To do: In the listing below, identify each line with the word "Power" and return those lines.

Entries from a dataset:
——
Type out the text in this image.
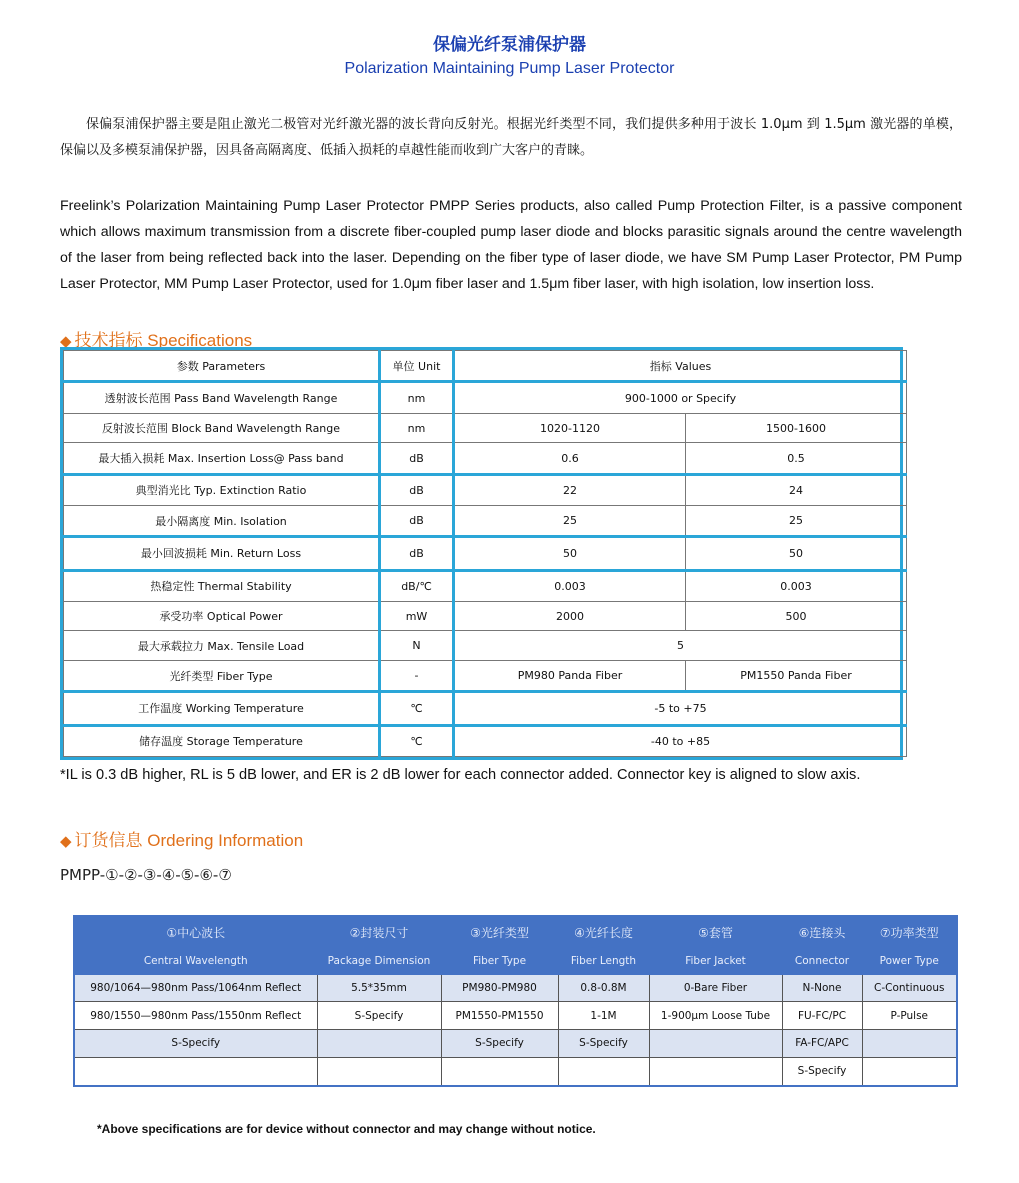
保偏光纤泵浦保护器
Polarization Maintaining Pump Laser Protector

保偏泵浦保护器主要是阻止激光二极管对光纤激光器的波长背向反射光。根据光纤类型不同，我们提供多种用于波长 1.0μm 到 1.5μm 激光器的单模，保偏以及多模泵浦保护器，因具备高隔离度、低插入损耗的卓越性能而收到广大客户的青睐。

Freelink’s Polarization Maintaining Pump Laser Protector PMPP Series products, also called Pump Protection Filter, is a passive component which allows maximum transmission from a discrete fiber-coupled pump laser diode and blocks parasitic signals around the centre wavelength of the laser from being reflected back into the laser. Depending on the fiber type of laser diode, we have SM Pump Laser Protector, PM Pump Laser Protector, MM Pump Laser Protector, used for 1.0μm fiber laser and 1.5μm fiber laser, with high isolation, low insertion loss.

◆ 技术指标 Specifications
参数 Parameters	单位 Unit	指标 Values	
透射波长范围 Pass Band Wavelength Range	nm	900-1000 or Specify	
反射波长范围 Block Band Wavelength Range	nm	1020-1120	1500-1600
最大插入损耗 Max. Insertion Loss@ Pass band	dB	0.6	0.5
典型消光比 Typ. Extinction Ratio	dB	22	24
最小隔离度 Min. Isolation	dB	25	25
最小回波损耗 Min. Return Loss	dB	50	50
热稳定性 Thermal Stability	dB/℃	0.003	0.003
承受功率 Optical Power	mW	2000	500
最大承载拉力 Max. Tensile Load	N	5	
光纤类型 Fiber Type	-	PM980 Panda Fiber	PM1550 Panda Fiber
工作温度 Working Temperature	℃	-5 to +75	
储存温度 Storage Temperature	℃	-40 to +85	

*IL is 0.3 dB higher, RL is 5 dB lower, and ER is 2 dB lower for each connector added. Connector key is aligned to slow axis.

◆ 订货信息 Ordering Information
PMPP-①-②-③-④-⑤-⑥-⑦
①中心波长	②封装尺寸	③光纤类型	④光纤长度	⑤套管	⑥连接头	⑦功率类型
Central Wavelength	Package Dimension	Fiber Type	Fiber Length	Fiber Jacket	Connector	Power Type
980/1064—980nm Pass/1064nm Reflect	5.5*35mm	PM980-PM980	0.8-0.8M	0-Bare Fiber	N-None	C-Continuous
980/1550—980nm Pass/1550nm Reflect	S-Specify	PM1550-PM1550	1-1M	1-900μm Loose Tube	FU-FC/PC	P-Pulse
S-Specify		S-Specify	S-Specify		FA-FC/APC	
					S-Specify	
*Above specifications are for device without connector and may change without notice.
——
Exercise answer:
承受功率 Optical Power	mW	2000	500
Central Wavelength	Package Dimension	Fiber Type	Fiber Length	Fiber Jacket	Connector	Power Type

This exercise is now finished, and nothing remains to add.